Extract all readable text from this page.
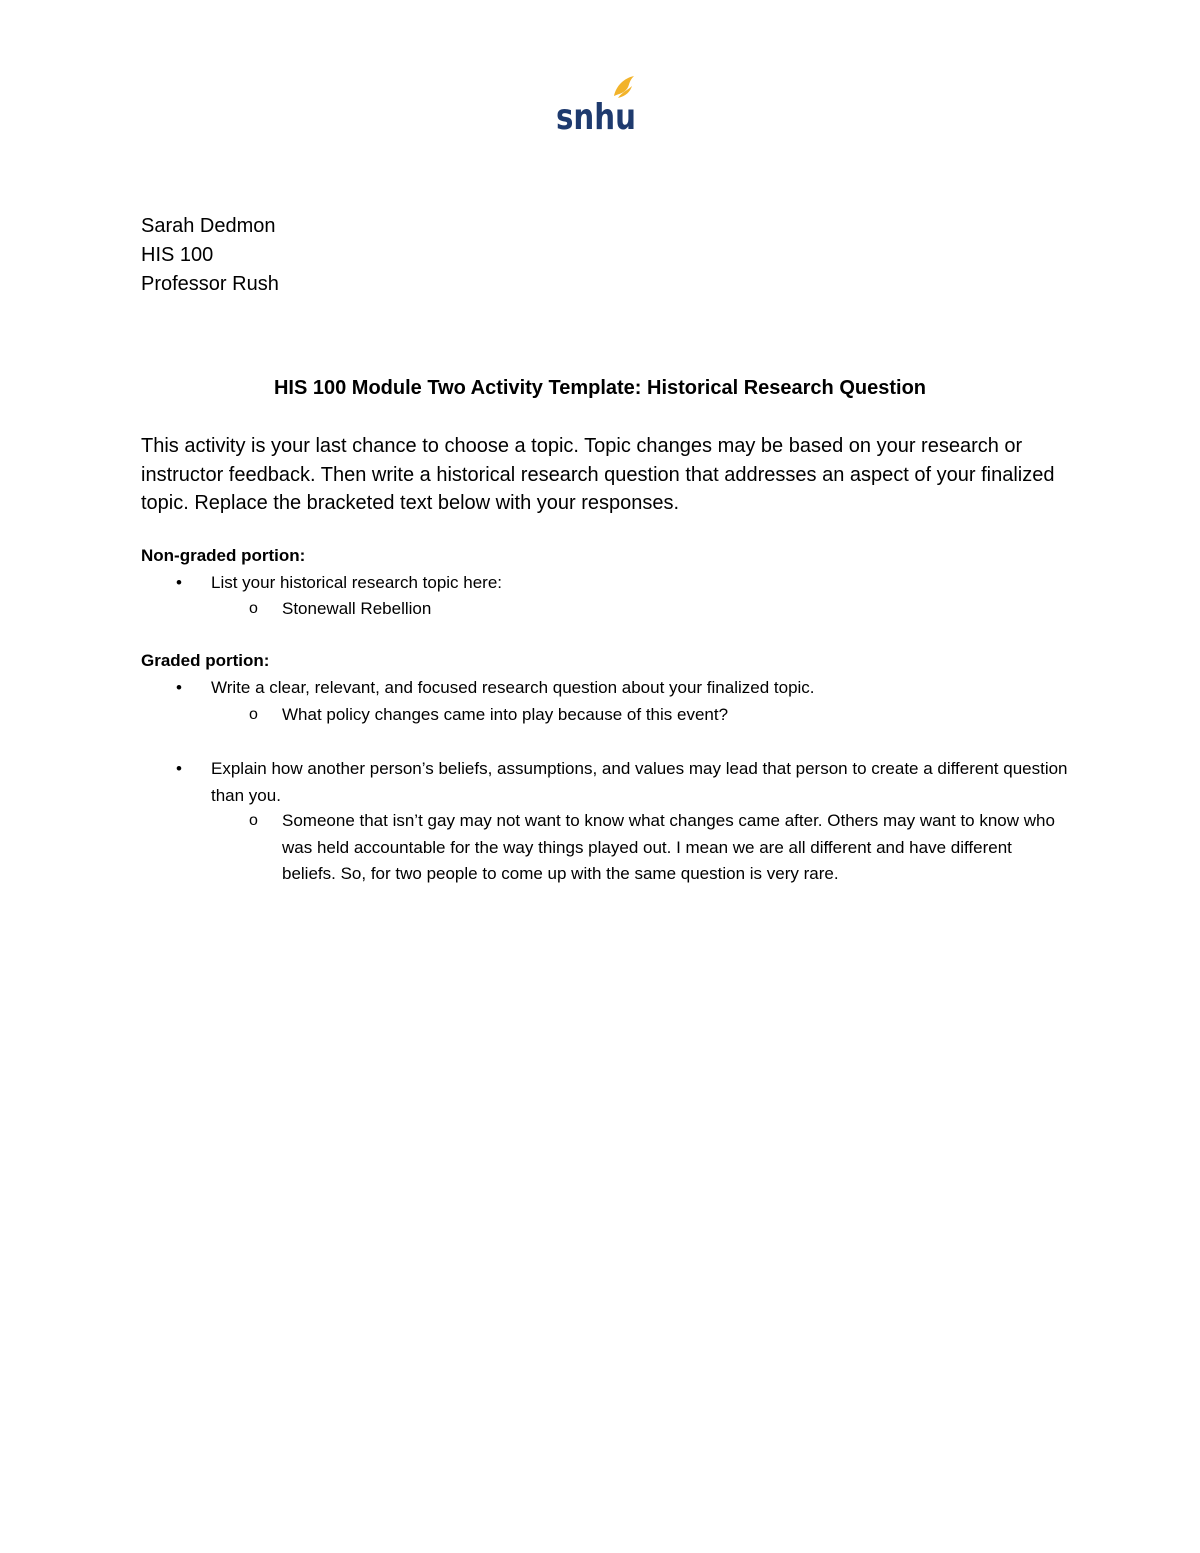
snhu
Sarah Dedmon
HIS 100
Professor Rush
HIS 100 Module Two Activity Template: Historical Research Question
This activity is your last chance to choose a topic. Topic changes may be based on your research or instructor feedback. Then write a historical research question that addresses an aspect of your finalized topic. Replace the bracketed text below with your responses.
Non-graded portion:
•	List your historical research topic here:
o	Stonewall Rebellion
Graded portion:
•	Write a clear, relevant, and focused research question about your finalized topic.
o	What policy changes came into play because of this event?
•	Explain how another person’s beliefs, assumptions, and values may lead that person to create a different question than you.
o	Someone that isn’t gay may not want to know what changes came after. Others may want to know who was held accountable for the way things played out. I mean we are all different and have different beliefs. So, for two people to come up with the same question is very rare.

________________

| PROBLEM DETAILS |
Leave every image out, and retype the material exactly.

| WORKED SOLUTION |
Extract all readable text from this page.
snhu
Sarah Dedmon
HIS 100
Professor Rush
HIS 100 Module Two Activity Template: Historical Research Question
This activity is your last chance to choose a topic. Topic changes may be based on your research or instructor feedback. Then write a historical research question that addresses an aspect of your finalized topic. Replace the bracketed text below with your responses.
Non-graded portion:
•	List your historical research topic here:
o	Stonewall Rebellion
Graded portion:
•	Write a clear, relevant, and focused research question about your finalized topic.
o	What policy changes came into play because of this event?
•	Explain how another person’s beliefs, assumptions, and values may lead that person to create a different question than you.
o	Someone that isn’t gay may not want to know what changes came after. Others may want to know who was held accountable for the way things played out. I mean we are all different and have different beliefs. So, for two people to come up with the same question is very rare.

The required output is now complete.